* _Job_:
Gather all lines in the data that hold the string "millions".

(Dataset entries)
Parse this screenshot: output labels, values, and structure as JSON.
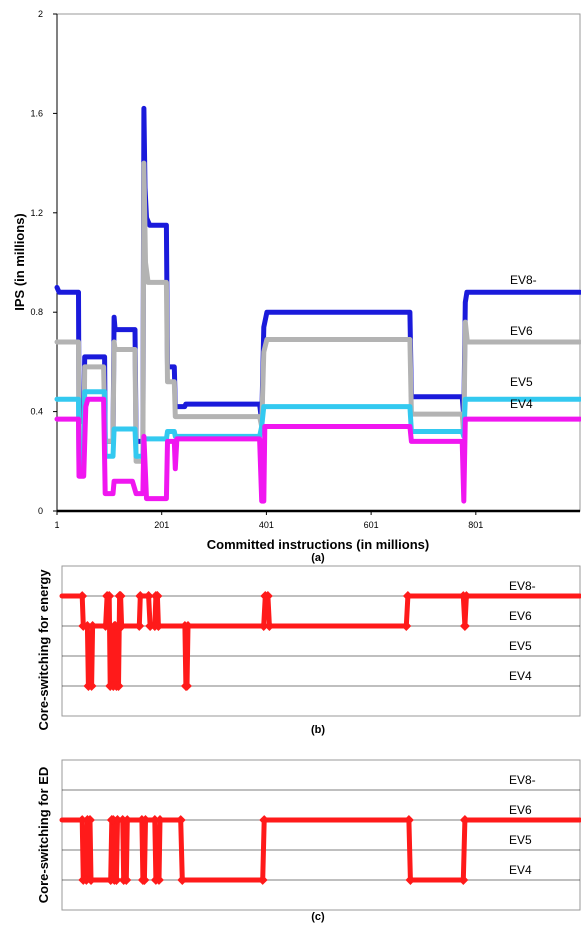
{
  "chart_data": [
    {
      "type": "line",
      "xlabel": "Committed instructions (in millions)",
      "ylabel": "IPS (in millions)",
      "caption": "(a)",
      "xlim": [
        1,
        1000
      ],
      "ylim": [
        0,
        2
      ],
      "x_ticks": [
        "1",
        "201",
        "401",
        "601",
        "801"
      ],
      "y_ticks": [
        "0",
        "0.4",
        "0.8",
        "1.2",
        "1.6",
        "2"
      ],
      "series": [
        {
          "name": "EV8-",
          "color": "#1a1adb",
          "points": [
            [
              1,
              0.9
            ],
            [
              5,
              0.88
            ],
            [
              42,
              0.88
            ],
            [
              43,
              0.36
            ],
            [
              52,
              0.36
            ],
            [
              54,
              0.62
            ],
            [
              92,
              0.62
            ],
            [
              93,
              0.28
            ],
            [
              108,
              0.28
            ],
            [
              110,
              0.78
            ],
            [
              112,
              0.73
            ],
            [
              150,
              0.73
            ],
            [
              152,
              0.28
            ],
            [
              165,
              0.28
            ],
            [
              167,
              1.62
            ],
            [
              169,
              1.3
            ],
            [
              172,
              1.18
            ],
            [
              178,
              1.15
            ],
            [
              210,
              1.15
            ],
            [
              212,
              0.58
            ],
            [
              225,
              0.58
            ],
            [
              227,
              0.42
            ],
            [
              245,
              0.42
            ],
            [
              247,
              0.43
            ],
            [
              388,
              0.43
            ],
            [
              392,
              0.36
            ],
            [
              396,
              0.74
            ],
            [
              402,
              0.8
            ],
            [
              675,
              0.8
            ],
            [
              678,
              0.46
            ],
            [
              775,
              0.46
            ],
            [
              778,
              0.38
            ],
            [
              781,
              0.84
            ],
            [
              784,
              0.88
            ],
            [
              1000,
              0.88
            ]
          ]
        },
        {
          "name": "EV6",
          "color": "#b3b3b3",
          "points": [
            [
              1,
              0.68
            ],
            [
              42,
              0.68
            ],
            [
              43,
              0.2
            ],
            [
              52,
              0.2
            ],
            [
              54,
              0.58
            ],
            [
              90,
              0.58
            ],
            [
              93,
              0.28
            ],
            [
              108,
              0.28
            ],
            [
              110,
              0.68
            ],
            [
              112,
              0.65
            ],
            [
              150,
              0.65
            ],
            [
              152,
              0.2
            ],
            [
              165,
              0.2
            ],
            [
              167,
              1.4
            ],
            [
              170,
              1.0
            ],
            [
              175,
              0.92
            ],
            [
              210,
              0.92
            ],
            [
              212,
              0.52
            ],
            [
              225,
              0.52
            ],
            [
              227,
              0.38
            ],
            [
              388,
              0.38
            ],
            [
              392,
              0.34
            ],
            [
              396,
              0.64
            ],
            [
              402,
              0.69
            ],
            [
              675,
              0.69
            ],
            [
              678,
              0.39
            ],
            [
              775,
              0.39
            ],
            [
              778,
              0.3
            ],
            [
              781,
              0.76
            ],
            [
              785,
              0.68
            ],
            [
              1000,
              0.68
            ]
          ]
        },
        {
          "name": "EV5",
          "color": "#33c9f0",
          "points": [
            [
              1,
              0.45
            ],
            [
              42,
              0.45
            ],
            [
              43,
              0.18
            ],
            [
              52,
              0.18
            ],
            [
              54,
              0.48
            ],
            [
              92,
              0.48
            ],
            [
              93,
              0.22
            ],
            [
              108,
              0.22
            ],
            [
              110,
              0.33
            ],
            [
              150,
              0.33
            ],
            [
              152,
              0.22
            ],
            [
              165,
              0.22
            ],
            [
              167,
              0.29
            ],
            [
              210,
              0.29
            ],
            [
              212,
              0.32
            ],
            [
              225,
              0.32
            ],
            [
              227,
              0.3
            ],
            [
              388,
              0.3
            ],
            [
              392,
              0.34
            ],
            [
              396,
              0.42
            ],
            [
              675,
              0.42
            ],
            [
              678,
              0.32
            ],
            [
              775,
              0.32
            ],
            [
              778,
              0.3
            ],
            [
              781,
              0.45
            ],
            [
              1000,
              0.45
            ]
          ]
        },
        {
          "name": "EV4",
          "color": "#f016f0",
          "points": [
            [
              1,
              0.37
            ],
            [
              42,
              0.37
            ],
            [
              43,
              0.14
            ],
            [
              52,
              0.14
            ],
            [
              56,
              0.42
            ],
            [
              60,
              0.45
            ],
            [
              90,
              0.45
            ],
            [
              93,
              0.07
            ],
            [
              108,
              0.07
            ],
            [
              110,
              0.12
            ],
            [
              145,
              0.12
            ],
            [
              152,
              0.07
            ],
            [
              165,
              0.07
            ],
            [
              167,
              0.3
            ],
            [
              172,
              0.05
            ],
            [
              210,
              0.05
            ],
            [
              212,
              0.28
            ],
            [
              225,
              0.28
            ],
            [
              227,
              0.17
            ],
            [
              230,
              0.29
            ],
            [
              388,
              0.29
            ],
            [
              392,
              0.04
            ],
            [
              396,
              0.04
            ],
            [
              398,
              0.34
            ],
            [
              675,
              0.34
            ],
            [
              678,
              0.28
            ],
            [
              775,
              0.28
            ],
            [
              778,
              0.04
            ],
            [
              781,
              0.37
            ],
            [
              1000,
              0.37
            ]
          ]
        }
      ]
    },
    {
      "type": "line",
      "ylabel": "Core-switching for energy",
      "caption": "(b)",
      "levels": [
        "EV8-",
        "EV6",
        "EV5",
        "EV4"
      ],
      "color": "#ff1a1a",
      "points": [
        [
          1,
          "EV8-"
        ],
        [
          40,
          "EV8-"
        ],
        [
          42,
          "EV6"
        ],
        [
          50,
          "EV6"
        ],
        [
          52,
          "EV4"
        ],
        [
          58,
          "EV4"
        ],
        [
          60,
          "EV6"
        ],
        [
          85,
          "EV6"
        ],
        [
          88,
          "EV8-"
        ],
        [
          92,
          "EV8-"
        ],
        [
          94,
          "EV4"
        ],
        [
          100,
          "EV4"
        ],
        [
          102,
          "EV6"
        ],
        [
          104,
          "EV6"
        ],
        [
          106,
          "EV4"
        ],
        [
          110,
          "EV4"
        ],
        [
          112,
          "EV8-"
        ],
        [
          114,
          "EV8-"
        ],
        [
          116,
          "EV6"
        ],
        [
          150,
          "EV6"
        ],
        [
          152,
          "EV8-"
        ],
        [
          168,
          "EV8-"
        ],
        [
          171,
          "EV6"
        ],
        [
          180,
          "EV6"
        ],
        [
          182,
          "EV8-"
        ],
        [
          185,
          "EV8-"
        ],
        [
          187,
          "EV6"
        ],
        [
          238,
          "EV6"
        ],
        [
          240,
          "EV4"
        ],
        [
          242,
          "EV4"
        ],
        [
          244,
          "EV6"
        ],
        [
          390,
          "EV6"
        ],
        [
          393,
          "EV8-"
        ],
        [
          398,
          "EV8-"
        ],
        [
          401,
          "EV6"
        ],
        [
          665,
          "EV6"
        ],
        [
          668,
          "EV8-"
        ],
        [
          775,
          "EV8-"
        ],
        [
          778,
          "EV6"
        ],
        [
          781,
          "EV8-"
        ],
        [
          1000,
          "EV8-"
        ]
      ]
    },
    {
      "type": "line",
      "ylabel": "Core-switching for ED",
      "caption": "(c)",
      "levels": [
        "EV8-",
        "EV6",
        "EV5",
        "EV4"
      ],
      "color": "#ff1a1a",
      "points": [
        [
          1,
          "EV6"
        ],
        [
          40,
          "EV6"
        ],
        [
          42,
          "EV4"
        ],
        [
          48,
          "EV4"
        ],
        [
          50,
          "EV6"
        ],
        [
          55,
          "EV6"
        ],
        [
          57,
          "EV4"
        ],
        [
          95,
          "EV4"
        ],
        [
          97,
          "EV6"
        ],
        [
          100,
          "EV6"
        ],
        [
          102,
          "EV4"
        ],
        [
          106,
          "EV4"
        ],
        [
          108,
          "EV6"
        ],
        [
          118,
          "EV6"
        ],
        [
          120,
          "EV4"
        ],
        [
          125,
          "EV4"
        ],
        [
          127,
          "EV6"
        ],
        [
          155,
          "EV6"
        ],
        [
          157,
          "EV4"
        ],
        [
          160,
          "EV4"
        ],
        [
          162,
          "EV6"
        ],
        [
          180,
          "EV6"
        ],
        [
          182,
          "EV4"
        ],
        [
          188,
          "EV4"
        ],
        [
          190,
          "EV6"
        ],
        [
          230,
          "EV6"
        ],
        [
          233,
          "EV4"
        ],
        [
          388,
          "EV4"
        ],
        [
          391,
          "EV6"
        ],
        [
          670,
          "EV6"
        ],
        [
          673,
          "EV4"
        ],
        [
          775,
          "EV4"
        ],
        [
          778,
          "EV6"
        ],
        [
          1000,
          "EV6"
        ]
      ]
    }
  ]
}
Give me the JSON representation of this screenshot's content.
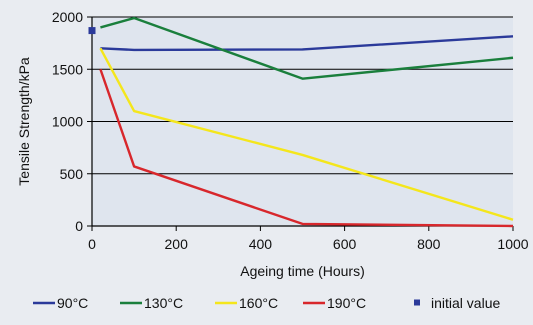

* _Answer in full_:
      "xlabel": "Committed instructions (in millions)",
      "ylabel": "IPS (in millions)",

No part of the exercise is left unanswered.